= Supplied text =
In Lagos, drunken soldiers invaded the official residence of Sir Abubakar Tafawa Balewa, the nation’s first and only prime minister, disrupted his midnight prayers at gunpoint, took him away and killed him near Otta, in present-day Ogun State. Also executed, Gestapo-like, was Chief Samuel Ladoke Akintola, premier of the defunct Western Region and Festus Okotie-Eboh, the nation’s trendsetting finance minister. Their murderers were members of the Armed Forces that the nation, ironically, salutes every January 15.

Aside from killing these political leaders, the soldiers effectively ended the nation’s burgeoning democracy and set the stage for a long military interregnum. The immediate effect of the actions of the bloody coup was the suspicion it introduced into the Armed Forces, which effectively set the pace for the needless and avoidable 30-month civil war. Nzeogwu and most of his fellow conspirators are dead, but through elaborate celebrations every January 15, they are presented to Nigerians, alongside deserving members of the Armed Forces, as the best things to happen to Nigeria!

What makes the deaths of January 15, 1966, even more painful is that the victims were innocent of the cooked-up charges of treasury-looting levelled against them. None of the men stole public funds, none was accused of owning foreign bank accounts and, with the possible exception of the flamboyant Chief Okotie-Eboh, the murdered politicians maintained Spartan lifestyles. Even in the case of Okotie-Eboh, his killers never substantiated claims that he amassed public funds to drive his flamboyant lifestyle.

For Sir Ahmadu Bello, his only worldly possessions were two mud houses, one in Sokoto and the other in his birthplace of Rabah, all in present-day Sokoto State. On his part, the Prime Minister, Sir Abubakar Tafawa Balewa was still indebted to his bank for an overdraft he drew for the upkeep of his family at the time he was murdered! So, were these men killed because they were corrupt as alleged by their killers? Nothing can bring back these men but there will always be a big question mark as to why the nation continues to celebrate them.

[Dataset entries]
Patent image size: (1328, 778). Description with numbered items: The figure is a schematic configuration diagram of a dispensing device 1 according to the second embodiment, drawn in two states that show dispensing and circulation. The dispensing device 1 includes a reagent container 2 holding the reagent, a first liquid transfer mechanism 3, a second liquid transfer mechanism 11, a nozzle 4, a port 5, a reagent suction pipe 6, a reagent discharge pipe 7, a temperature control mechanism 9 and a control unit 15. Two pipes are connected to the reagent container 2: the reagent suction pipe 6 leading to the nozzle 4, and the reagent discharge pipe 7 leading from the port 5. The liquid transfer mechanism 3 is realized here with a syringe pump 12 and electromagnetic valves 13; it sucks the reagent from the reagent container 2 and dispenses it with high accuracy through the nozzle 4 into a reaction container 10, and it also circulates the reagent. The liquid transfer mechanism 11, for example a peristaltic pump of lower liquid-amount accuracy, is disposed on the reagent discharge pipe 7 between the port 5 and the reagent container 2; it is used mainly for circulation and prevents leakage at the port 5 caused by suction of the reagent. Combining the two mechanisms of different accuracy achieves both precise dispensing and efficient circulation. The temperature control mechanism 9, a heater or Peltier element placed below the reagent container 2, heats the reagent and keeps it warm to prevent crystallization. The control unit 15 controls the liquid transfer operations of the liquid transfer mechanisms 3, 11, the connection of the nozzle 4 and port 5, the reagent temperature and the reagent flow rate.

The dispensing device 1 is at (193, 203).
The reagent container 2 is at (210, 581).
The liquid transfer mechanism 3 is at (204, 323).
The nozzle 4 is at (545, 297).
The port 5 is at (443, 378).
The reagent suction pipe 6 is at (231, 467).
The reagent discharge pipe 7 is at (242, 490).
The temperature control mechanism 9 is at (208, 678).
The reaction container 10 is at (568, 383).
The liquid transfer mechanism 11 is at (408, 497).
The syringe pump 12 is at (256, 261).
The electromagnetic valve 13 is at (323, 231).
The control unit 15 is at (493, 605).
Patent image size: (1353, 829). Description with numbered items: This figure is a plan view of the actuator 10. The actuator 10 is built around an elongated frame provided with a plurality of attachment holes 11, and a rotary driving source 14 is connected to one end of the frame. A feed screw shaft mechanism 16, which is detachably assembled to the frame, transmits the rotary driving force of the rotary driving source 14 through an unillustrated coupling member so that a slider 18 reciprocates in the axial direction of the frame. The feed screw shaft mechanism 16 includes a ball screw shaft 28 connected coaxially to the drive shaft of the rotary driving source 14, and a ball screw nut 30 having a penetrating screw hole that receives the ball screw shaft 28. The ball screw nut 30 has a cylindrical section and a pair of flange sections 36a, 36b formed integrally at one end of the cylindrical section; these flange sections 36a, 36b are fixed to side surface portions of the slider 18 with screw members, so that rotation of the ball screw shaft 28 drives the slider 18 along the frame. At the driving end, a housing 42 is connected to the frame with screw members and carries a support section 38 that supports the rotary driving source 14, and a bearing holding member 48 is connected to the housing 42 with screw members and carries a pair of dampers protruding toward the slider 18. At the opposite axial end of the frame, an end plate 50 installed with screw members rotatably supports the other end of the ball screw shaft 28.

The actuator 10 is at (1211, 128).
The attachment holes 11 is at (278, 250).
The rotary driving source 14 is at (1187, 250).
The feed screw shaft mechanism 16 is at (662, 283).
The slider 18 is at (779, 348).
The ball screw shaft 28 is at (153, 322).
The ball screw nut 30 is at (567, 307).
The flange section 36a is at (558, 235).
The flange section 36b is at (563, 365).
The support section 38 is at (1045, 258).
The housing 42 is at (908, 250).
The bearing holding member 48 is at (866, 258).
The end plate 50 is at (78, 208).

= Written tasks =
#1 According to the passage on the 1966 coup, where was Sir Abubakar Tafawa Balewa killed?
#2 Update the entries starting at the line that has "Patent image size: (1353, 829)." and ending after the line that has "The feed screw shaft mechanism 16 is", changing "elongated frame" to "long frame". Return only those lines.

= Answers given =
#1 He was killed near Otta, in present-day Ogun State.

#2
Patent image size: (1353, 829). Description with numbered items: This figure is a plan view of the actuator 10. The actuator 10 is built around an long frame provided with a plurality of attachment holes 11, and a rotary driving source 14 is connected to one end of the frame. A feed screw shaft mechanism 16, which is detachably assembled to the frame, transmits the rotary driving force of the rotary driving source 14 through an unillustrated coupling member so that a slider 18 reciprocates in the axial direction of the frame. The feed screw shaft mechanism 16 includes a ball screw shaft 28 connected coaxially to the drive shaft of the rotary driving source 14, and a ball screw nut 30 having a penetrating screw hole that receives the ball screw shaft 28. The ball screw nut 30 has a cylindrical section and a pair of flange sections 36a, 36b formed integrally at one end of the cylindrical section; these flange sections 36a, 36b are fixed to side surface portions of the slider 18 with screw members, so that rotation of the ball screw shaft 28 drives the slider 18 along the frame. At the driving end, a housing 42 is connected to the frame with screw members and carries a support section 38 that supports the rotary driving source 14, and a bearing holding member 48 is connected to the housing 42 with screw members and carries a pair of dampers protruding toward the slider 18. At the opposite axial end of the frame, an end plate 50 installed with screw members rotatably supports the other end of the ball screw shaft 28.

The actuator 10 is at (1211, 128).
The attachment holes 11 is at (278, 250).
The rotary driving source 14 is at (1187, 250).
The feed screw shaft mechanism 16 is at (662, 283).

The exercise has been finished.